### Work instructions
Copy out the entries below in full and exactly.

━━ Data rows

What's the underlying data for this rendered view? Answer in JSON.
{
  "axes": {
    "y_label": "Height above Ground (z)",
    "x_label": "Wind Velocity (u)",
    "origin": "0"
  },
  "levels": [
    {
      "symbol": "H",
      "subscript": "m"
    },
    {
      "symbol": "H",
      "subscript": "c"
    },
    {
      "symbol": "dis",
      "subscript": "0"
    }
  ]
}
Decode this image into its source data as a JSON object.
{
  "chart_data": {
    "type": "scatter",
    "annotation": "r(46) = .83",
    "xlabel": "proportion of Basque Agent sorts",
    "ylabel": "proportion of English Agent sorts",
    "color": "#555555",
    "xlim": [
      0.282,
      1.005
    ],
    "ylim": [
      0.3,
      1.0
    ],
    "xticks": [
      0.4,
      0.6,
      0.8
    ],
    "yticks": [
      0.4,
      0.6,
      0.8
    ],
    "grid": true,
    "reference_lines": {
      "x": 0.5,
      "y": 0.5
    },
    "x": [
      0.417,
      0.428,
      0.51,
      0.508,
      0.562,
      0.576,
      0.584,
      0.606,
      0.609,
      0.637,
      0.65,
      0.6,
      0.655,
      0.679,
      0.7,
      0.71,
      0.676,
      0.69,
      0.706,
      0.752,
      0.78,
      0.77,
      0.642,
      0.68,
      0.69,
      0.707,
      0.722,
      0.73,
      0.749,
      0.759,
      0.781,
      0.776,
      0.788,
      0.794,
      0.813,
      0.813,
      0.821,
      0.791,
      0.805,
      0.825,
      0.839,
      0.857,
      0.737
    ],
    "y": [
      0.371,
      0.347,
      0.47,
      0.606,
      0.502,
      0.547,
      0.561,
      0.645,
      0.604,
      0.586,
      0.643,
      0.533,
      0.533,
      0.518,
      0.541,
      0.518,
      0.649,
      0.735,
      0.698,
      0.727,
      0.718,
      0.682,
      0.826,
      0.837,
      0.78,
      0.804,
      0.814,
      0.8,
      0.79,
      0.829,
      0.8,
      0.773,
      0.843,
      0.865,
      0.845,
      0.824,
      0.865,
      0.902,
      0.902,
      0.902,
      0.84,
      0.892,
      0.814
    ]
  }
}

━━━━

### Response
What's the underlying data for this rendered view? Answer in JSON.
{
  "axes": {
    "y_label": "Height above Ground (z)",
    "x_label": "Wind Velocity (u)",
    "origin": "0"
  },
  "levels": [
    {
      "symbol": "H",
      "subscript": "m"
    },
    {
      "symbol": "H",
      "subscript": "c"
    },
    {
      "symbol": "dis",
      "subscript": "0"
    }
  ]
}
Decode this image into its source data as a JSON object.
{
  "chart_data": {
    "type": "scatter",
    "annotation": "r(46) = .83",
    "xlabel": "proportion of Basque Agent sorts",
    "ylabel": "proportion of English Agent sorts",
    "color": "#555555",
    "xlim": [
      0.282,
      1.005
    ],
    "ylim": [
      0.3,
      1.0
    ],
    "xticks": [
      0.4,
      0.6,
      0.8
    ],
    "yticks": [
      0.4,
      0.6,
      0.8
    ],
    "grid": true,
    "reference_lines": {
      "x": 0.5,
      "y": 0.5
    },
    "x": [
      0.417,
      0.428,
      0.51,
      0.508,
      0.562,
      0.576,
      0.584,
      0.606,
      0.609,
      0.637,
      0.65,
      0.6,
      0.655,
      0.679,
      0.7,
      0.71,
      0.676,
      0.69,
      0.706,
      0.752,
      0.78,
      0.77,
      0.642,
      0.68,
      0.69,
      0.707,
      0.722,
      0.73,
      0.749,
      0.759,
      0.781,
      0.776,
      0.788,
      0.794,
      0.813,
      0.813,
      0.821,
      0.791,
      0.805,
      0.825,
      0.839,
      0.857,
      0.737
    ],
    "y": [
      0.371,
      0.347,
      0.47,
      0.606,
      0.502,
      0.547,
      0.561,
      0.645,
      0.604,
      0.586,
      0.643,
      0.533,
      0.533,
      0.518,
      0.541,
      0.518,
      0.649,
      0.735,
      0.698,
      0.727,
      0.718,
      0.682,
      0.826,
      0.837,
      0.78,
      0.804,
      0.814,
      0.8,
      0.79,
      0.829,
      0.8,
      0.773,
      0.843,
      0.865,
      0.845,
      0.824,
      0.865,
      0.902,
      0.902,
      0.902,
      0.84,
      0.892,
      0.814
    ]
  }
}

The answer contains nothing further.